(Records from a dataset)
————

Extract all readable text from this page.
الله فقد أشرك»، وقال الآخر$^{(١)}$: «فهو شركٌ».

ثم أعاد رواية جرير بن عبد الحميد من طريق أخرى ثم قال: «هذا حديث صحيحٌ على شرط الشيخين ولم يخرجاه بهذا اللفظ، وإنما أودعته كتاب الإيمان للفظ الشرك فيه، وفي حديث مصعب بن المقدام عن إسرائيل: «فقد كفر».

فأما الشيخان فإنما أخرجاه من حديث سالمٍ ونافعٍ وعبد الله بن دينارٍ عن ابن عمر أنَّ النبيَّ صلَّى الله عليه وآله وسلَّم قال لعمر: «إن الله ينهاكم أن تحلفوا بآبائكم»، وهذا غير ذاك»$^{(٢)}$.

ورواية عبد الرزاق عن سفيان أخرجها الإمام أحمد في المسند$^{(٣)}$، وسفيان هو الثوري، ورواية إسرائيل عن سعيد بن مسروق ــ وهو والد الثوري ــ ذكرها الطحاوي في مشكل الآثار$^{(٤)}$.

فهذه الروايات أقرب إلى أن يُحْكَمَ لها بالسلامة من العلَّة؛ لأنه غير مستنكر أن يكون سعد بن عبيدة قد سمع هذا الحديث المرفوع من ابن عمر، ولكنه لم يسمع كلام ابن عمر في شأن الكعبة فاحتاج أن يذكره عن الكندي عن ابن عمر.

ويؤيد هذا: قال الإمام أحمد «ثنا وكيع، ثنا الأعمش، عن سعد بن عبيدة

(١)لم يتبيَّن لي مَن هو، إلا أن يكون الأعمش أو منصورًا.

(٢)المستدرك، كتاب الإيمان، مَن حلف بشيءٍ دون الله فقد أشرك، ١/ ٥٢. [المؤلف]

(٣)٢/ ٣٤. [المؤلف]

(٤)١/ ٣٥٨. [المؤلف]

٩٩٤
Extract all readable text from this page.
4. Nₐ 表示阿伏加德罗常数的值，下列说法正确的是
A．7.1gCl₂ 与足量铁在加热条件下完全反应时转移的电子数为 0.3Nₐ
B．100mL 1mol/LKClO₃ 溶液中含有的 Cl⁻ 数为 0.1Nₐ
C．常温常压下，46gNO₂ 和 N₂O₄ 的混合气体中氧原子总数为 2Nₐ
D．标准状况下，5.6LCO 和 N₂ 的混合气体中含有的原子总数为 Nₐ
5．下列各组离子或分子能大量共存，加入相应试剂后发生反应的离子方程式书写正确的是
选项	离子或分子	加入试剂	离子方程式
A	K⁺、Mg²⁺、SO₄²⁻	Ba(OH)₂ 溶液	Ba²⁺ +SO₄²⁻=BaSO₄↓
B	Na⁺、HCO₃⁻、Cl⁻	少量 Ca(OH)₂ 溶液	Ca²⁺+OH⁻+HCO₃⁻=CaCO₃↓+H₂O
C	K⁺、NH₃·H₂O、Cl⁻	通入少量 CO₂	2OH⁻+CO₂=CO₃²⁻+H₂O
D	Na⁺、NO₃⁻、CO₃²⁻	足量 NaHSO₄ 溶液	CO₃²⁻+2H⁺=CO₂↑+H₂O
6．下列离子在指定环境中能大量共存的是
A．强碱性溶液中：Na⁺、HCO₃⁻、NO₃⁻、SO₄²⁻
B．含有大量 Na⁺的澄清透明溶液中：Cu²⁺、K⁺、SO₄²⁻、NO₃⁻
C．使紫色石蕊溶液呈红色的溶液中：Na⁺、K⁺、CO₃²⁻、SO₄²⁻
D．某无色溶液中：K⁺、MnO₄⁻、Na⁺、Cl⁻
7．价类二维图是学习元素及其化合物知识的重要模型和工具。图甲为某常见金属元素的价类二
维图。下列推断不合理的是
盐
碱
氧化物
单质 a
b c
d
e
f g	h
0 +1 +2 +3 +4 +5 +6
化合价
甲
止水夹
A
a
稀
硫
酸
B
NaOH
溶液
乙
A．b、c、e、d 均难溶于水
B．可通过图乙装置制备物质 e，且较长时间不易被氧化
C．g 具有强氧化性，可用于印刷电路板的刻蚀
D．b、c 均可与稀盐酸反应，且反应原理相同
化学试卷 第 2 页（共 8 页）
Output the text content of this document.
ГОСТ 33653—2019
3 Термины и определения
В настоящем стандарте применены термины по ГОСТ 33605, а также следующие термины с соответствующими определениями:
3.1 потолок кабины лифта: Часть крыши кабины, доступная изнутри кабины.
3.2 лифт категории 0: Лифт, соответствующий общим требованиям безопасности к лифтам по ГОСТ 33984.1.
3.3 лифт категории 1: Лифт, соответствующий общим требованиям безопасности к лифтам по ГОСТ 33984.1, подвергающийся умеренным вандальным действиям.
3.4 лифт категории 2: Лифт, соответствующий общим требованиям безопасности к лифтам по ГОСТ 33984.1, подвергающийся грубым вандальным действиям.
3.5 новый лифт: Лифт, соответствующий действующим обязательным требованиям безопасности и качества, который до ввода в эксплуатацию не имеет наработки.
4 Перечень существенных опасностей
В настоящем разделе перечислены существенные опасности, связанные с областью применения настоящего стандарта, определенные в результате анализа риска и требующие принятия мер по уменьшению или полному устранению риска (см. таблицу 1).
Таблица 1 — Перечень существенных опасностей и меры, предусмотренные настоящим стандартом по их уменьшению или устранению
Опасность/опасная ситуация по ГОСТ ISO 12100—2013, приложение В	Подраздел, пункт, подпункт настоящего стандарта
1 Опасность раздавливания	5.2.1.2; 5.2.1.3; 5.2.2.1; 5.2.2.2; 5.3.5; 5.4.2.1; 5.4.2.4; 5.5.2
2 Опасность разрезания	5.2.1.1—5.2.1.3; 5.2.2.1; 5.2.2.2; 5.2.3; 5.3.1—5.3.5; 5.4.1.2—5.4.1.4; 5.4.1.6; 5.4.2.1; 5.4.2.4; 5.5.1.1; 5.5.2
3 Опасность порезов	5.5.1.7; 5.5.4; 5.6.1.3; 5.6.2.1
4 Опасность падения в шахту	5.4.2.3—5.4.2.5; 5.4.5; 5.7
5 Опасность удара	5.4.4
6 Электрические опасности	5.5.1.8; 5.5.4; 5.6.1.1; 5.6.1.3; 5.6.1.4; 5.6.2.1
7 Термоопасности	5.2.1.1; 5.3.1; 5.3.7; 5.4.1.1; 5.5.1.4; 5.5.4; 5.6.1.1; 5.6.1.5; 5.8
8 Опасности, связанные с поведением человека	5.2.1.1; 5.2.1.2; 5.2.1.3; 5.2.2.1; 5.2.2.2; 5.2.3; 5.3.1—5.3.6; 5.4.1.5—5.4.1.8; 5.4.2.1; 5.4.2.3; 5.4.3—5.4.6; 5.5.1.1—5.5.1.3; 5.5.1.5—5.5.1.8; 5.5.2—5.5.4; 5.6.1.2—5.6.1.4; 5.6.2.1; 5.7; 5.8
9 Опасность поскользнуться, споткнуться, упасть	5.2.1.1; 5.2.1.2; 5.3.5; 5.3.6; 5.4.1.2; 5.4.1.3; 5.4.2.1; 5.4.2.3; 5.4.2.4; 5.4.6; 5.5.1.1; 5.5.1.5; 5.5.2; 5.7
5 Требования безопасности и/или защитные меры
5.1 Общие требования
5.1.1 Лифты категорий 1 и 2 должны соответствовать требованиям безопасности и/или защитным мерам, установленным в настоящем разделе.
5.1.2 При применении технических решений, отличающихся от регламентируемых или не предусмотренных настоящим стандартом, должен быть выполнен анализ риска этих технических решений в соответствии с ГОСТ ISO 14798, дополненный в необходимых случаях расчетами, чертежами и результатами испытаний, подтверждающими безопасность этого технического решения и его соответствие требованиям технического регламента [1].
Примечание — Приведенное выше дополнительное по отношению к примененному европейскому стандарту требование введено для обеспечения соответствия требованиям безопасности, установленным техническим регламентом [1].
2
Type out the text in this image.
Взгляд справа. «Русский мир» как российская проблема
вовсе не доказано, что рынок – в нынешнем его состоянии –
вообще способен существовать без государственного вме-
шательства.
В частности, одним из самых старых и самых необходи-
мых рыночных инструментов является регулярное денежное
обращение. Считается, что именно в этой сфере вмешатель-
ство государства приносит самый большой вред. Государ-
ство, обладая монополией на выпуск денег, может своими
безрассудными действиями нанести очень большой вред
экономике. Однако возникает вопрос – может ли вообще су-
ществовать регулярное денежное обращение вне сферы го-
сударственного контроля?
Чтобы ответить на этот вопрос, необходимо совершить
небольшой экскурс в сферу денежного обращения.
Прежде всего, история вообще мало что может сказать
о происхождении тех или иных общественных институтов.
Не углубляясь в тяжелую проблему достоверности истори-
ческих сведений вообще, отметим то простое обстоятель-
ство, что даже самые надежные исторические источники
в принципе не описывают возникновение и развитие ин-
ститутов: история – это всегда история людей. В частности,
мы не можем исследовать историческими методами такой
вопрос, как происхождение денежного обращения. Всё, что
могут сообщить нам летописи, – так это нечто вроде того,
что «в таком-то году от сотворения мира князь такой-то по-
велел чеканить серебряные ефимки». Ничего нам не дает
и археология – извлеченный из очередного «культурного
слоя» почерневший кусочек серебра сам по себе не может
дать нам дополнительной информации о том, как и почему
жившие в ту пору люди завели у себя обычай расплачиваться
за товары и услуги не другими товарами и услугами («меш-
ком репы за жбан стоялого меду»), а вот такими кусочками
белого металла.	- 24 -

————

Each line above that includes "вандальным" should be shown.

3.3 лифт категории 1: Лифт, соответствующий общим требованиям безопасности к лифтам по ГОСТ 33984.1, подвергающийся умеренным вандальным действиям.
3.4 лифт категории 2: Лифт, соответствующий общим требованиям безопасности к лифтам по ГОСТ 33984.1, подвергающийся грубым вандальным действиям.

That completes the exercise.